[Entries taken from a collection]
····················

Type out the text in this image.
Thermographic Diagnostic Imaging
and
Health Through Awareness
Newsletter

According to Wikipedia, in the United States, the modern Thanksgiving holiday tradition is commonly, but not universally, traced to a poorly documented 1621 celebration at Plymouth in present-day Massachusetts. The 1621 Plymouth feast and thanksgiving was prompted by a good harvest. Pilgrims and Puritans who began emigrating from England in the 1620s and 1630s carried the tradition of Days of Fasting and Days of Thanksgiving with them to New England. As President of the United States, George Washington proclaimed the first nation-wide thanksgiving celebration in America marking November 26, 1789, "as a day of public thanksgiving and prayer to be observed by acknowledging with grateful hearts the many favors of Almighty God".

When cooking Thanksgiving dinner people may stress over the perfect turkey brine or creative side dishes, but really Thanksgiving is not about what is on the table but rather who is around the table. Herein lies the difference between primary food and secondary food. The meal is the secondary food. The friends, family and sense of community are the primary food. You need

····················

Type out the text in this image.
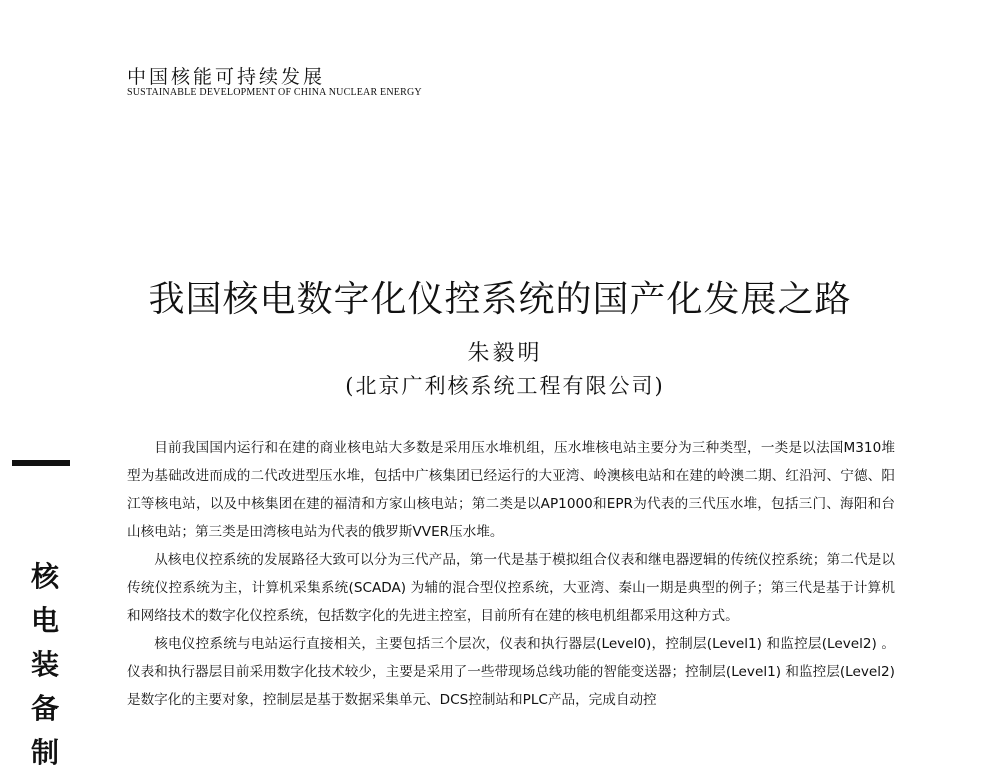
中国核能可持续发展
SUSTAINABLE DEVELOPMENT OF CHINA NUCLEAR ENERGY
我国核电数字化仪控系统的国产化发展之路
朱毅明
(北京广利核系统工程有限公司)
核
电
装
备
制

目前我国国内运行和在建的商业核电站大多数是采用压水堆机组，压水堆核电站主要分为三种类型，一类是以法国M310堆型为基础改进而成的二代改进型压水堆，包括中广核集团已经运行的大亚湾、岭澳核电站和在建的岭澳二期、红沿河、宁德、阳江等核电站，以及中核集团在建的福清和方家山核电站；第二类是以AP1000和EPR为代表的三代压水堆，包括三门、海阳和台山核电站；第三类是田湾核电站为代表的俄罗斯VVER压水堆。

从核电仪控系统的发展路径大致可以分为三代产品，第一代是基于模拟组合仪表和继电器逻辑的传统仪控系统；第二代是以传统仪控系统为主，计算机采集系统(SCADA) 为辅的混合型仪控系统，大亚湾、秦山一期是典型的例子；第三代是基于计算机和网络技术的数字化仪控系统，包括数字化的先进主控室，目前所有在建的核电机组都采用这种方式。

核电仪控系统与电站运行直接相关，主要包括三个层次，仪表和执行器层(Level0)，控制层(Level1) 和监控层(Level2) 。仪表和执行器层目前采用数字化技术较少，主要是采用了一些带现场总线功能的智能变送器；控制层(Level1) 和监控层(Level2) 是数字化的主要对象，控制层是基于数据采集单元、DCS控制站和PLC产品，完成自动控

····················

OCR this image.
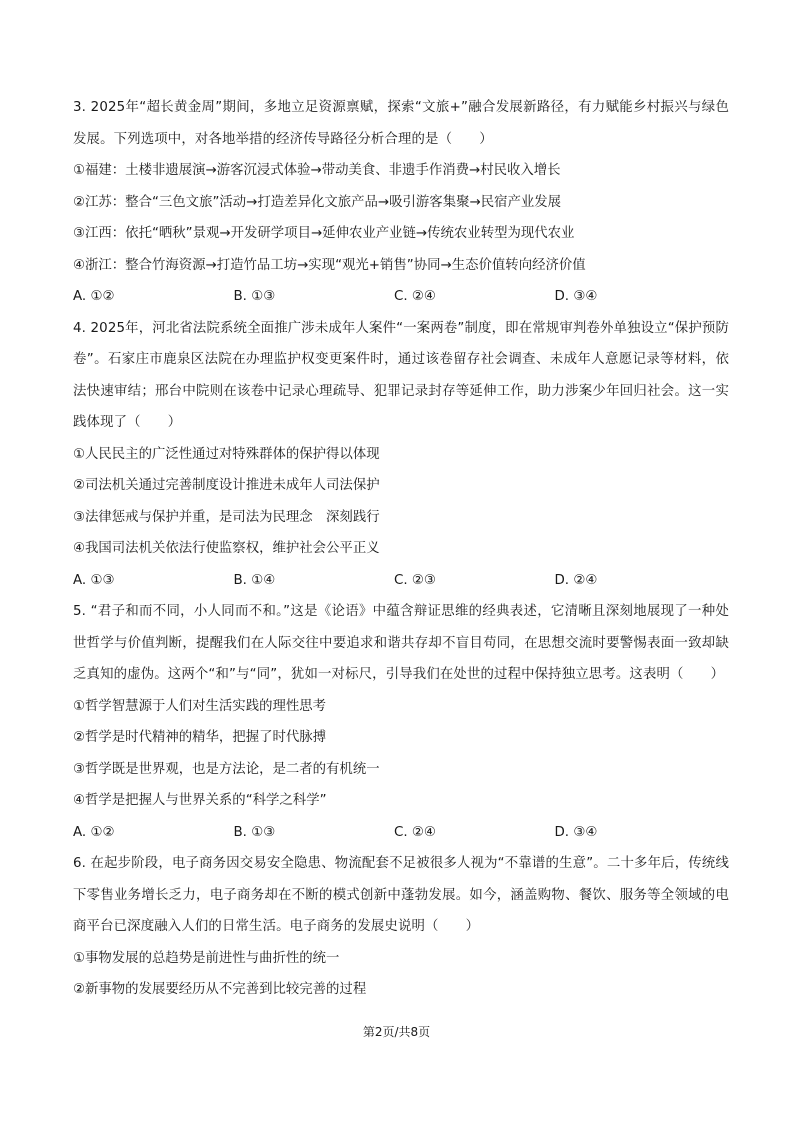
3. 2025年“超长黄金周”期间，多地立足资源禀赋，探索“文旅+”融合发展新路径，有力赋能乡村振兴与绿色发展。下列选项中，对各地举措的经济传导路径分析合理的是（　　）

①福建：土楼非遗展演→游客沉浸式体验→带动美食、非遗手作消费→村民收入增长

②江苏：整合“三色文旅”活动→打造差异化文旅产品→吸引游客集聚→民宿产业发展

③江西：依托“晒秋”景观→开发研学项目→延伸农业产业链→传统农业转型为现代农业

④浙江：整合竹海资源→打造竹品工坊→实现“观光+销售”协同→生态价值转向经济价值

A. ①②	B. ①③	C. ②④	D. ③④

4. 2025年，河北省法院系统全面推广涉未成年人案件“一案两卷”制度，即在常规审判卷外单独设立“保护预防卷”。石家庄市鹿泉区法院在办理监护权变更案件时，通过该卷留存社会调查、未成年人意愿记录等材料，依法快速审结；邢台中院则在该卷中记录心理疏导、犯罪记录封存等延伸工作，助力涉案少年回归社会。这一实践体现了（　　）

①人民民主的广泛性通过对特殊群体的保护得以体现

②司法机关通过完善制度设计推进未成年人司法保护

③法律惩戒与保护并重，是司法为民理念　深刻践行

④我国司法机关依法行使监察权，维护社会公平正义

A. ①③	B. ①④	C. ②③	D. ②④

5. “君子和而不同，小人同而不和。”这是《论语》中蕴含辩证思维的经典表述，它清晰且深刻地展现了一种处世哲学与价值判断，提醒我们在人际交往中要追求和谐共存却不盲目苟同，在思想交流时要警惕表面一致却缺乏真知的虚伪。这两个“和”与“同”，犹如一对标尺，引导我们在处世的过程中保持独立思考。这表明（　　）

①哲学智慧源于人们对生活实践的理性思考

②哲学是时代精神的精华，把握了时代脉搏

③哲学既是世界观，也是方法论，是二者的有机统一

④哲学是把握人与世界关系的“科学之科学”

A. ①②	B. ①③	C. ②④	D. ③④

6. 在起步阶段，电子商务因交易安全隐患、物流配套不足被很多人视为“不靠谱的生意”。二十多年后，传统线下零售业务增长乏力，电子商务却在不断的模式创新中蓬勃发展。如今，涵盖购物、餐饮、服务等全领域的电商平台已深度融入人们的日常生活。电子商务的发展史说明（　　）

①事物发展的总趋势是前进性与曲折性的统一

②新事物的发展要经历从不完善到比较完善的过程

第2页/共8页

····················

> _What to do_: Search the records for the string "Thanksgiving" and return every line in which it occurs.

> _Answer to this problem_:
According to Wikipedia, in the United States, the modern Thanksgiving holiday tradition is commonly, but not universally, traced to a poorly documented 1621 celebration at Plymouth in present-day Massachusetts. The 1621 Plymouth feast and thanksgiving was prompted by a good harvest. Pilgrims and Puritans who began emigrating from England in the 1620s and 1630s carried the tradition of Days of Fasting and Days of Thanksgiving with them to New England. As President of the United States, George Washington proclaimed the first nation-wide thanksgiving celebration in America marking November 26, 1789, "as a day of public thanksgiving and prayer to be observed by acknowledging with grateful hearts the many favors of Almighty God".
When cooking Thanksgiving dinner people may stress over the perfect turkey brine or creative side dishes, but really Thanksgiving is not about what is on the table but rather who is around the table. Herein lies the difference between primary food and secondary food. The meal is the secondary food. The friends, family and sense of community are the primary food. You need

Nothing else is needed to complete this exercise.